Directions for this task:
What follows is a set of records; restate each one word for word and drop the pictures.

————————

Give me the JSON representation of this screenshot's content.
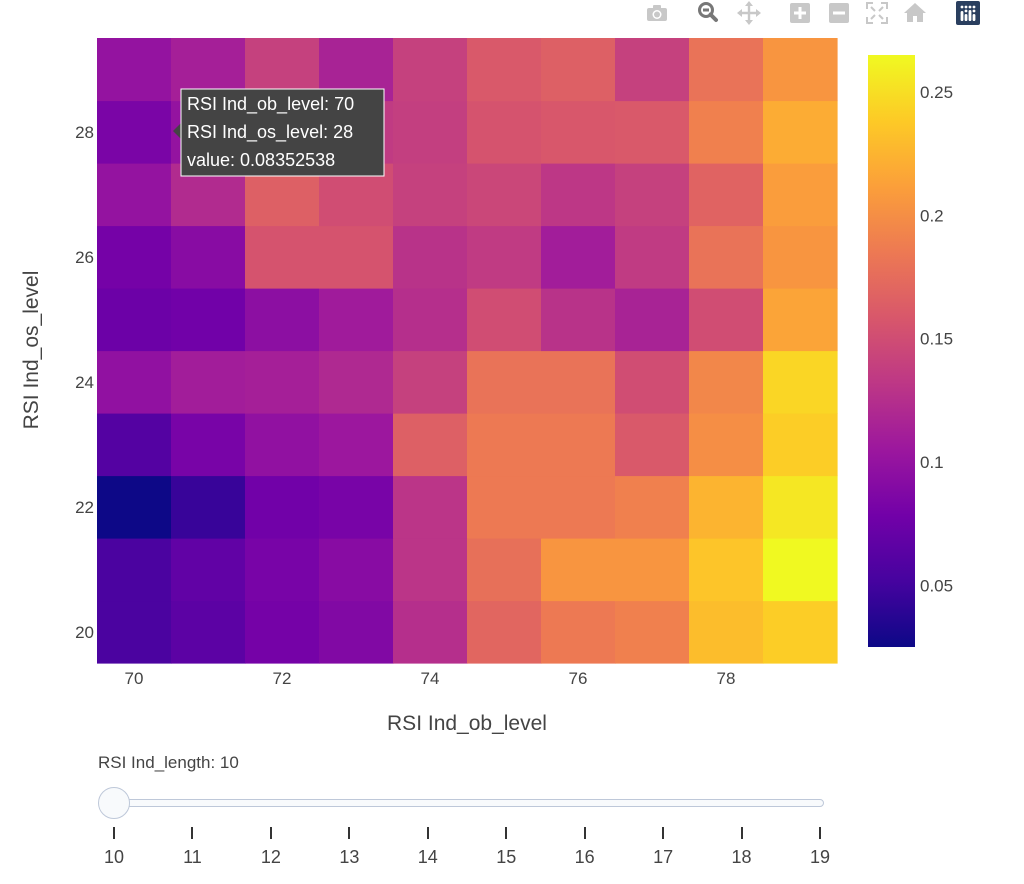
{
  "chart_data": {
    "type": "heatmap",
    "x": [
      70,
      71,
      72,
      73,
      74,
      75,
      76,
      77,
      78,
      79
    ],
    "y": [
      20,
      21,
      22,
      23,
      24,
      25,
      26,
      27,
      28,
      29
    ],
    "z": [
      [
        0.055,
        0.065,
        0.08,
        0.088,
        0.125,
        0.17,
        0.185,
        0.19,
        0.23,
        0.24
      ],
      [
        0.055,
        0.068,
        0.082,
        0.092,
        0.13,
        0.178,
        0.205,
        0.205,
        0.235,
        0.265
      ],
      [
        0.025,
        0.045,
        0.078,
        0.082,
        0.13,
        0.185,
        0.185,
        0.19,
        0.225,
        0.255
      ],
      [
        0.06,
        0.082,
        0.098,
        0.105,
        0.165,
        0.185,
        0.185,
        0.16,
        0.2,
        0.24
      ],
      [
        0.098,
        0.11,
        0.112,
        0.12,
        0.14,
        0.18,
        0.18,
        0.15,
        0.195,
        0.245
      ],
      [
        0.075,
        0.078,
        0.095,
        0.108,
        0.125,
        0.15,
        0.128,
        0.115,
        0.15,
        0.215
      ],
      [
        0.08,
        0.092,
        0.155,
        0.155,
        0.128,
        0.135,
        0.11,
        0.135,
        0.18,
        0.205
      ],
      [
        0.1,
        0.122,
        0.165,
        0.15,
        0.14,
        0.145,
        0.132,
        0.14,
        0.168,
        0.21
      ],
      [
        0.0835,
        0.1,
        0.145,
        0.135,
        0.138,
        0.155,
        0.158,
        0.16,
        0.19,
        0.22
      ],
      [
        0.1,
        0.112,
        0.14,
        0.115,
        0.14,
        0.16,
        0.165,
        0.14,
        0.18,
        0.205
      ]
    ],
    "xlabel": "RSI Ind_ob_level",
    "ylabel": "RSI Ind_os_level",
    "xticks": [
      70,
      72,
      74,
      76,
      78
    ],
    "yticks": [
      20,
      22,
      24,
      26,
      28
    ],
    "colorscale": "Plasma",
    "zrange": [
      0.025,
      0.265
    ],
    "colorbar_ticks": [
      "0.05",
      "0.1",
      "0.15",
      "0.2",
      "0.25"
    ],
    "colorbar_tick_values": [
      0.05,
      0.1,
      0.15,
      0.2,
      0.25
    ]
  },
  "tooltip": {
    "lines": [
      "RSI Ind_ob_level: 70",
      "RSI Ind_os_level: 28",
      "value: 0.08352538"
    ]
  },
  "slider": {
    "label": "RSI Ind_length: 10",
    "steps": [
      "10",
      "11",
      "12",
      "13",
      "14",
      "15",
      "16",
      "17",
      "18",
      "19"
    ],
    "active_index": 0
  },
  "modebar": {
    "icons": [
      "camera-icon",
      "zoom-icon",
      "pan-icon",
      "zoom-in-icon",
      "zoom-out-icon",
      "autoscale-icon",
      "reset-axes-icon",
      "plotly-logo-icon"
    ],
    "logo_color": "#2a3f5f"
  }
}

————————

Completed task:
Give me the JSON representation of this screenshot's content.
{
  "chart_data": {
    "type": "heatmap",
    "x": [
      70,
      71,
      72,
      73,
      74,
      75,
      76,
      77,
      78,
      79
    ],
    "y": [
      20,
      21,
      22,
      23,
      24,
      25,
      26,
      27,
      28,
      29
    ],
    "z": [
      [
        0.055,
        0.065,
        0.08,
        0.088,
        0.125,
        0.17,
        0.185,
        0.19,
        0.23,
        0.24
      ],
      [
        0.055,
        0.068,
        0.082,
        0.092,
        0.13,
        0.178,
        0.205,
        0.205,
        0.235,
        0.265
      ],
      [
        0.025,
        0.045,
        0.078,
        0.082,
        0.13,
        0.185,
        0.185,
        0.19,
        0.225,
        0.255
      ],
      [
        0.06,
        0.082,
        0.098,
        0.105,
        0.165,
        0.185,
        0.185,
        0.16,
        0.2,
        0.24
      ],
      [
        0.098,
        0.11,
        0.112,
        0.12,
        0.14,
        0.18,
        0.18,
        0.15,
        0.195,
        0.245
      ],
      [
        0.075,
        0.078,
        0.095,
        0.108,
        0.125,
        0.15,
        0.128,
        0.115,
        0.15,
        0.215
      ],
      [
        0.08,
        0.092,
        0.155,
        0.155,
        0.128,
        0.135,
        0.11,
        0.135,
        0.18,
        0.205
      ],
      [
        0.1,
        0.122,
        0.165,
        0.15,
        0.14,
        0.145,
        0.132,
        0.14,
        0.168,
        0.21
      ],
      [
        0.0835,
        0.1,
        0.145,
        0.135,
        0.138,
        0.155,
        0.158,
        0.16,
        0.19,
        0.22
      ],
      [
        0.1,
        0.112,
        0.14,
        0.115,
        0.14,
        0.16,
        0.165,
        0.14,
        0.18,
        0.205
      ]
    ],
    "xlabel": "RSI Ind_ob_level",
    "ylabel": "RSI Ind_os_level",
    "xticks": [
      70,
      72,
      74,
      76,
      78
    ],
    "yticks": [
      20,
      22,
      24,
      26,
      28
    ],
    "colorscale": "Plasma",
    "zrange": [
      0.025,
      0.265
    ],
    "colorbar_ticks": [
      "0.05",
      "0.1",
      "0.15",
      "0.2",
      "0.25"
    ],
    "colorbar_tick_values": [
      0.05,
      0.1,
      0.15,
      0.2,
      0.25
    ]
  },
  "tooltip": {
    "lines": [
      "RSI Ind_ob_level: 70",
      "RSI Ind_os_level: 28",
      "value: 0.08352538"
    ]
  },
  "slider": {
    "label": "RSI Ind_length: 10",
    "steps": [
      "10",
      "11",
      "12",
      "13",
      "14",
      "15",
      "16",
      "17",
      "18",
      "19"
    ],
    "active_index": 0
  },
  "modebar": {
    "icons": [
      "camera-icon",
      "zoom-icon",
      "pan-icon",
      "zoom-in-icon",
      "zoom-out-icon",
      "autoscale-icon",
      "reset-axes-icon",
      "plotly-logo-icon"
    ],
    "logo_color": "#2a3f5f"
  }
}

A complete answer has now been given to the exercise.